SET EXERCISE: Repeat each entry as written, dropping any picture you find.

Figure contents as structured data
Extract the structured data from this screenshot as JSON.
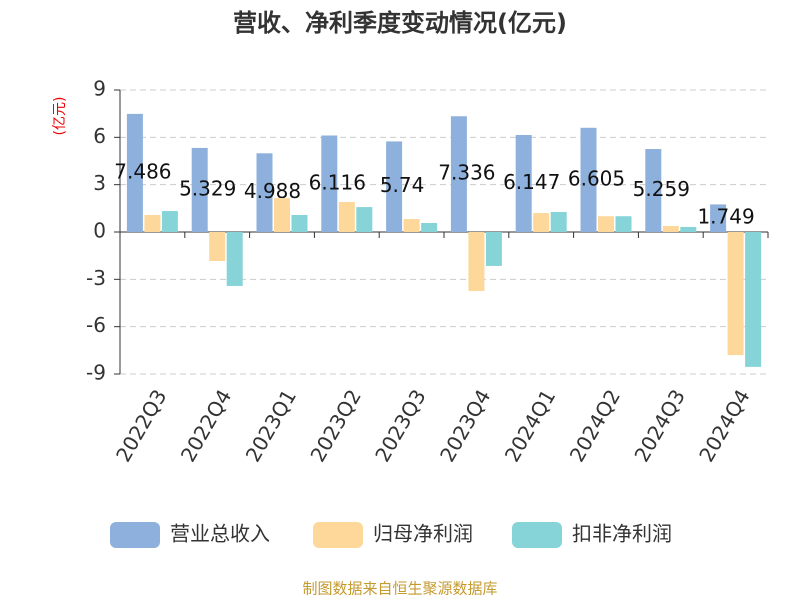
{
  "chart_data": {
    "type": "bar",
    "title": "营收、净利季度变动情况(亿元)",
    "y_axis_label": "(亿元)",
    "source": "制图数据来自恒生聚源数据库",
    "categories": [
      "2022Q3",
      "2022Q4",
      "2023Q1",
      "2023Q2",
      "2023Q3",
      "2023Q4",
      "2024Q1",
      "2024Q2",
      "2024Q3",
      "2024Q4"
    ],
    "series": [
      {
        "name": "营业总收入",
        "color": "#8eb0dc",
        "values": [
          7.486,
          5.329,
          4.988,
          6.116,
          5.74,
          7.336,
          6.147,
          6.605,
          5.259,
          1.749
        ],
        "show_labels": true
      },
      {
        "name": "归母净利润",
        "color": "#fdd89a",
        "values": [
          1.08,
          -1.84,
          2.15,
          1.9,
          0.82,
          -3.74,
          1.2,
          1.0,
          0.38,
          -7.8
        ]
      },
      {
        "name": "扣非净利润",
        "color": "#86d4d8",
        "values": [
          1.33,
          -3.42,
          1.08,
          1.58,
          0.57,
          -2.15,
          1.27,
          1.0,
          0.32,
          -8.55
        ]
      }
    ],
    "ylim": [
      -9,
      9
    ],
    "yticks": [
      -9,
      -6,
      -3,
      0,
      3,
      6,
      9
    ],
    "grid": true
  }
}
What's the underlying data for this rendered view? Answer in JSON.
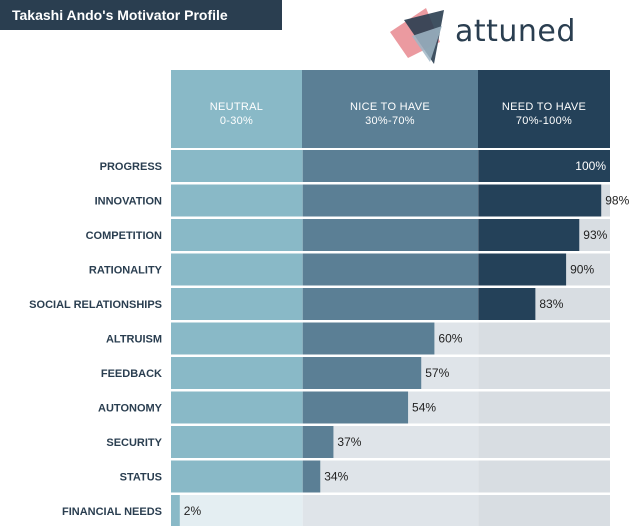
{
  "title": "Takashi Ando's Motivator Profile",
  "logo": {
    "text": "attuned",
    "icon": "attuned-logo-icon"
  },
  "bands": [
    {
      "label": "NEUTRAL",
      "range": "0-30%",
      "from": 0,
      "to": 30
    },
    {
      "label": "NICE TO HAVE",
      "range": "30%-70%",
      "from": 30,
      "to": 70
    },
    {
      "label": "NEED TO HAVE",
      "range": "70%-100%",
      "from": 70,
      "to": 100
    }
  ],
  "colors": {
    "band_filled": [
      "#89b9c7",
      "#5b7f95",
      "#244159"
    ],
    "band_empty": [
      "#e4eef2",
      "#dfe4e9",
      "#d8dde2"
    ],
    "title_bg": "#2a3e50",
    "text": "#2a3e50"
  },
  "chart_data": {
    "type": "bar",
    "orientation": "horizontal",
    "title": "Takashi Ando's Motivator Profile",
    "categories": [
      "PROGRESS",
      "INNOVATION",
      "COMPETITION",
      "RATIONALITY",
      "SOCIAL RELATIONSHIPS",
      "ALTRUISM",
      "FEEDBACK",
      "AUTONOMY",
      "SECURITY",
      "STATUS",
      "FINANCIAL NEEDS"
    ],
    "values": [
      100,
      98,
      93,
      90,
      83,
      60,
      57,
      54,
      37,
      34,
      2
    ],
    "value_labels": [
      "100%",
      "98%",
      "93%",
      "90%",
      "83%",
      "60%",
      "57%",
      "54%",
      "37%",
      "34%",
      "2%"
    ],
    "xlim": [
      0,
      100
    ],
    "grid": false
  }
}
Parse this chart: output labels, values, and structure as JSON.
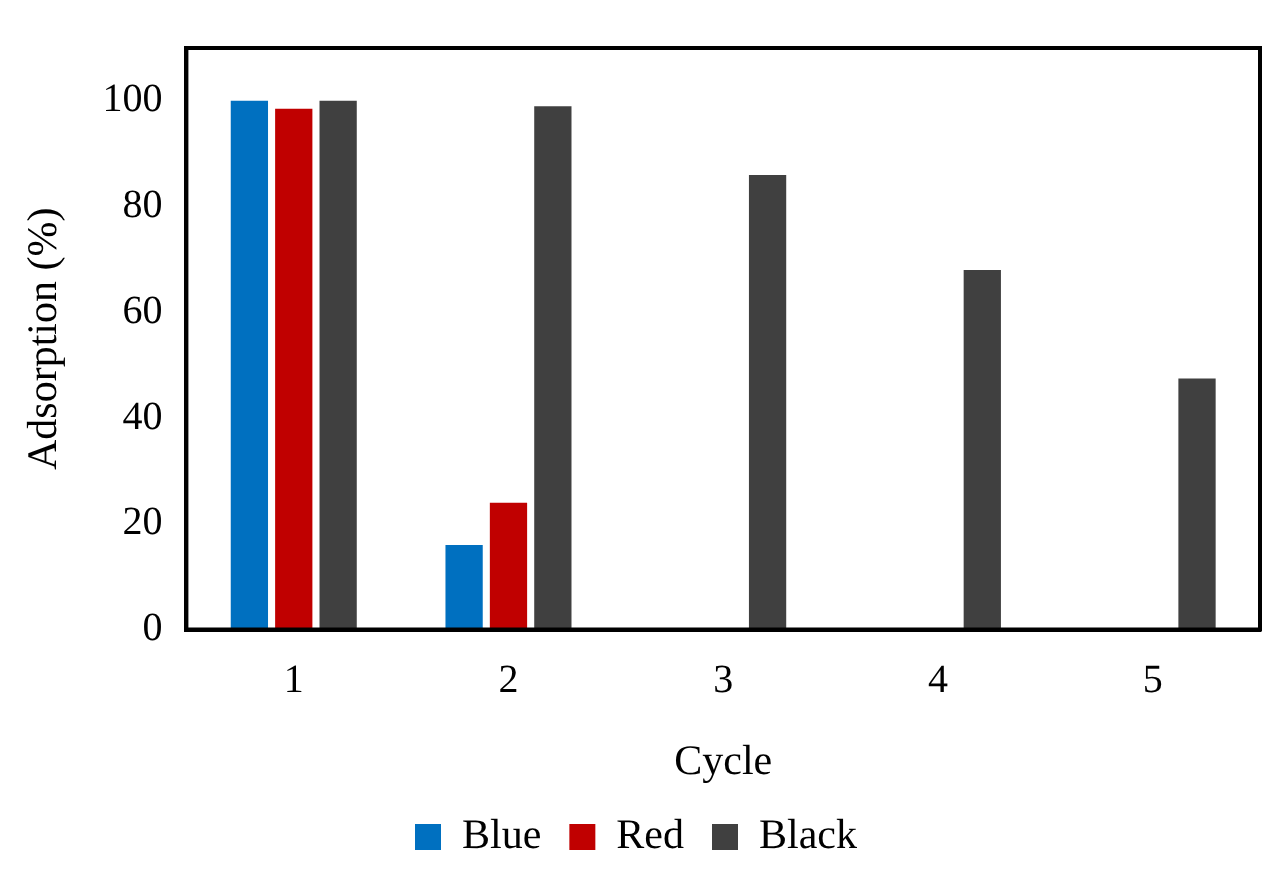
{
  "chart_data": {
    "type": "bar",
    "xlabel": "Cycle",
    "ylabel": "Adsorption (%)",
    "categories": [
      "1",
      "2",
      "3",
      "4",
      "5"
    ],
    "series": [
      {
        "name": "Blue",
        "color": "#0070c0",
        "values": [
          100,
          16,
          null,
          null,
          null
        ]
      },
      {
        "name": "Red",
        "color": "#c00000",
        "values": [
          98.5,
          24,
          null,
          null,
          null
        ]
      },
      {
        "name": "Black",
        "color": "#404040",
        "values": [
          100,
          99,
          86,
          68,
          47.5
        ]
      }
    ],
    "ylim": [
      0,
      110
    ],
    "yticks": [
      0,
      20,
      40,
      60,
      80,
      100
    ],
    "grid": false,
    "legend": "bottom"
  }
}
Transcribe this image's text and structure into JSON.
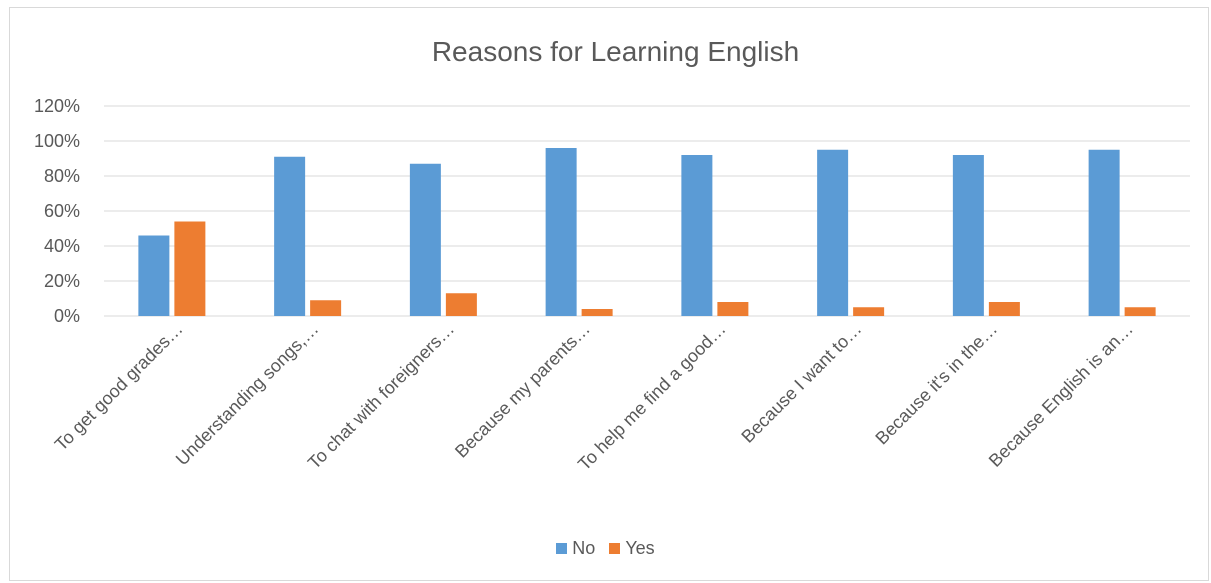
{
  "chart_data": {
    "type": "bar",
    "title": "Reasons for Learning English",
    "categories": [
      "To get good grades…",
      "Understanding songs,…",
      "To chat with foreigners…",
      "Because my parents…",
      "To help me find a good…",
      "Because I want to…",
      "Because it's in the…",
      "Because English is an…"
    ],
    "series": [
      {
        "name": "No",
        "color": "#5b9bd5",
        "values": [
          46,
          91,
          87,
          96,
          92,
          95,
          92,
          95
        ]
      },
      {
        "name": "Yes",
        "color": "#ed7d31",
        "values": [
          54,
          9,
          13,
          4,
          8,
          5,
          8,
          5
        ]
      }
    ],
    "ylim": [
      0,
      120
    ],
    "yticks": [
      0,
      20,
      40,
      60,
      80,
      100,
      120
    ],
    "ytick_labels": [
      "0%",
      "20%",
      "40%",
      "60%",
      "80%",
      "100%",
      "120%"
    ],
    "xlabel": "",
    "ylabel": "",
    "grid": true,
    "legend_position": "bottom"
  }
}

REPLY TO THE TASK:
Extract the structured data from this screenshot as JSON.
{
  "chart_data": {
    "type": "bar",
    "title": "营收、净利季度变动情况(亿元)",
    "y_axis_label": "(亿元)",
    "source": "制图数据来自恒生聚源数据库",
    "categories": [
      "2022Q3",
      "2022Q4",
      "2023Q1",
      "2023Q2",
      "2023Q3",
      "2023Q4",
      "2024Q1",
      "2024Q2",
      "2024Q3",
      "2024Q4"
    ],
    "series": [
      {
        "name": "营业总收入",
        "color": "#8eb0dc",
        "values": [
          7.486,
          5.329,
          4.988,
          6.116,
          5.74,
          7.336,
          6.147,
          6.605,
          5.259,
          1.749
        ],
        "show_labels": true
      },
      {
        "name": "归母净利润",
        "color": "#fdd89a",
        "values": [
          1.08,
          -1.84,
          2.15,
          1.9,
          0.82,
          -3.74,
          1.2,
          1.0,
          0.38,
          -7.8
        ]
      },
      {
        "name": "扣非净利润",
        "color": "#86d4d8",
        "values": [
          1.33,
          -3.42,
          1.08,
          1.58,
          0.57,
          -2.15,
          1.27,
          1.0,
          0.32,
          -8.55
        ]
      }
    ],
    "ylim": [
      -9,
      9
    ],
    "yticks": [
      -9,
      -6,
      -3,
      0,
      3,
      6,
      9
    ],
    "grid": true
  }
}
What's the underlying data for this rendered view? Answer in JSON.
{
  "title": "Takashi Ando's Motivator Profile",
  "logo": {
    "text": "attuned",
    "icon": "attuned-logo-icon"
  },
  "bands": [
    {
      "label": "NEUTRAL",
      "range": "0-30%",
      "from": 0,
      "to": 30
    },
    {
      "label": "NICE TO HAVE",
      "range": "30%-70%",
      "from": 30,
      "to": 70
    },
    {
      "label": "NEED TO HAVE",
      "range": "70%-100%",
      "from": 70,
      "to": 100
    }
  ],
  "colors": {
    "band_filled": [
      "#89b9c7",
      "#5b7f95",
      "#244159"
    ],
    "band_empty": [
      "#e4eef2",
      "#dfe4e9",
      "#d8dde2"
    ],
    "title_bg": "#2a3e50",
    "text": "#2a3e50"
  },
  "chart_data": {
    "type": "bar",
    "orientation": "horizontal",
    "title": "Takashi Ando's Motivator Profile",
    "categories": [
      "PROGRESS",
      "INNOVATION",
      "COMPETITION",
      "RATIONALITY",
      "SOCIAL RELATIONSHIPS",
      "ALTRUISM",
      "FEEDBACK",
      "AUTONOMY",
      "SECURITY",
      "STATUS",
      "FINANCIAL NEEDS"
    ],
    "values": [
      100,
      98,
      93,
      90,
      83,
      60,
      57,
      54,
      37,
      34,
      2
    ],
    "value_labels": [
      "100%",
      "98%",
      "93%",
      "90%",
      "83%",
      "60%",
      "57%",
      "54%",
      "37%",
      "34%",
      "2%"
    ],
    "xlim": [
      0,
      100
    ],
    "grid": false
  }
}
Parse this chart: output labels, values, and structure as JSON.
{
  "chart_data": {
    "type": "bar",
    "xlabel": "Cycle",
    "ylabel": "Adsorption (%)",
    "categories": [
      "1",
      "2",
      "3",
      "4",
      "5"
    ],
    "series": [
      {
        "name": "Blue",
        "color": "#0070c0",
        "values": [
          100,
          16,
          null,
          null,
          null
        ]
      },
      {
        "name": "Red",
        "color": "#c00000",
        "values": [
          98.5,
          24,
          null,
          null,
          null
        ]
      },
      {
        "name": "Black",
        "color": "#404040",
        "values": [
          100,
          99,
          86,
          68,
          47.5
        ]
      }
    ],
    "ylim": [
      0,
      110
    ],
    "yticks": [
      0,
      20,
      40,
      60,
      80,
      100
    ],
    "grid": false,
    "legend": "bottom"
  }
}
Transcribe this image's text and structure into JSON.
{
  "chart_data": {
    "type": "bar",
    "title": "Reasons for Learning English",
    "categories": [
      "To get good grades…",
      "Understanding songs,…",
      "To chat with foreigners…",
      "Because my parents…",
      "To help me find a good…",
      "Because I want to…",
      "Because it's in the…",
      "Because English is an…"
    ],
    "series": [
      {
        "name": "No",
        "color": "#5b9bd5",
        "values": [
          46,
          91,
          87,
          96,
          92,
          95,
          92,
          95
        ]
      },
      {
        "name": "Yes",
        "color": "#ed7d31",
        "values": [
          54,
          9,
          13,
          4,
          8,
          5,
          8,
          5
        ]
      }
    ],
    "ylim": [
      0,
      120
    ],
    "yticks": [
      0,
      20,
      40,
      60,
      80,
      100,
      120
    ],
    "ytick_labels": [
      "0%",
      "20%",
      "40%",
      "60%",
      "80%",
      "100%",
      "120%"
    ],
    "xlabel": "",
    "ylabel": "",
    "grid": true,
    "legend_position": "bottom"
  }
}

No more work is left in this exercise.